**** Information supplied ****

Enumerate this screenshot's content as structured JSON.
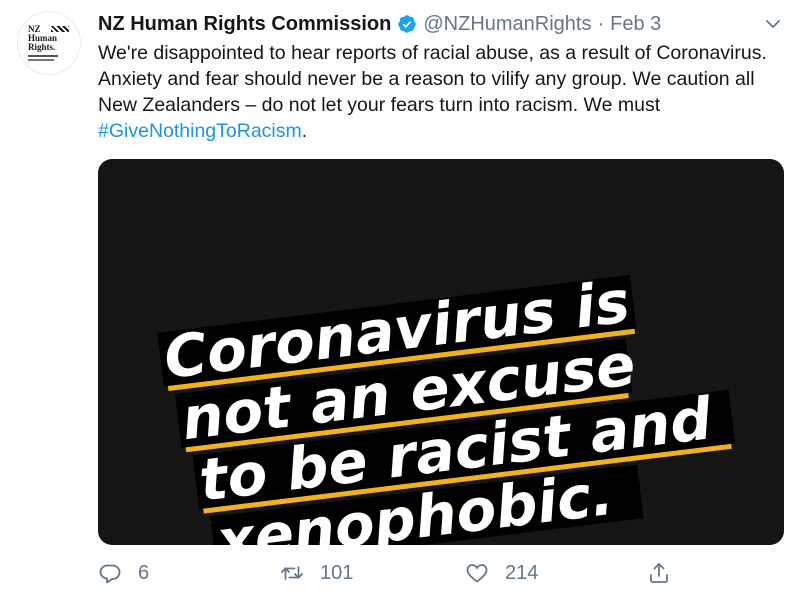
{
  "tweet": {
    "author": {
      "display_name": "NZ Human Rights Commission",
      "handle": "@NZHumanRights",
      "separator": "·",
      "timestamp": "Feb 3",
      "verified": true,
      "avatar_text": {
        "line1": "NZ",
        "line2": "Human",
        "line3": "Rights."
      }
    },
    "text_before_hashtag": "We're disappointed to hear reports of racial abuse, as a result of Coronavirus. Anxiety and fear should never be a reason to vilify any group. We caution all New Zealanders – do not let your fears turn into racism. We must ",
    "hashtag": "#GiveNothingToRacism",
    "text_after_hashtag": ".",
    "media": {
      "lines": [
        "Coronavirus is",
        "not an excuse",
        "to be racist and",
        "xenophobic."
      ],
      "background_color": "#151515",
      "underline_color": "#f2b21b",
      "text_color": "#ffffff"
    },
    "actions": {
      "reply_count": "6",
      "retweet_count": "101",
      "like_count": "214"
    },
    "colors": {
      "hashtag": "#1b95e0",
      "verified": "#1da1f2",
      "muted": "#657786"
    },
    "icons": {
      "verified": "verified-badge-icon",
      "caret": "chevron-down-icon",
      "reply": "reply-bubble-icon",
      "retweet": "retweet-arrows-icon",
      "like": "heart-icon",
      "share": "share-upload-icon"
    }
  }
}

****

What needs to be done:
Print the material word for word without images.

Response to the task:
Enumerate this screenshot's content as structured JSON.
{
  "tweet": {
    "author": {
      "display_name": "NZ Human Rights Commission",
      "handle": "@NZHumanRights",
      "separator": "·",
      "timestamp": "Feb 3",
      "verified": true,
      "avatar_text": {
        "line1": "NZ",
        "line2": "Human",
        "line3": "Rights."
      }
    },
    "text_before_hashtag": "We're disappointed to hear reports of racial abuse, as a result of Coronavirus. Anxiety and fear should never be a reason to vilify any group. We caution all New Zealanders – do not let your fears turn into racism. We must ",
    "hashtag": "#GiveNothingToRacism",
    "text_after_hashtag": ".",
    "media": {
      "lines": [
        "Coronavirus is",
        "not an excuse",
        "to be racist and",
        "xenophobic."
      ],
      "background_color": "#151515",
      "underline_color": "#f2b21b",
      "text_color": "#ffffff"
    },
    "actions": {
      "reply_count": "6",
      "retweet_count": "101",
      "like_count": "214"
    },
    "colors": {
      "hashtag": "#1b95e0",
      "verified": "#1da1f2",
      "muted": "#657786"
    },
    "icons": {
      "verified": "verified-badge-icon",
      "caret": "chevron-down-icon",
      "reply": "reply-bubble-icon",
      "retweet": "retweet-arrows-icon",
      "like": "heart-icon",
      "share": "share-upload-icon"
    }
  }
}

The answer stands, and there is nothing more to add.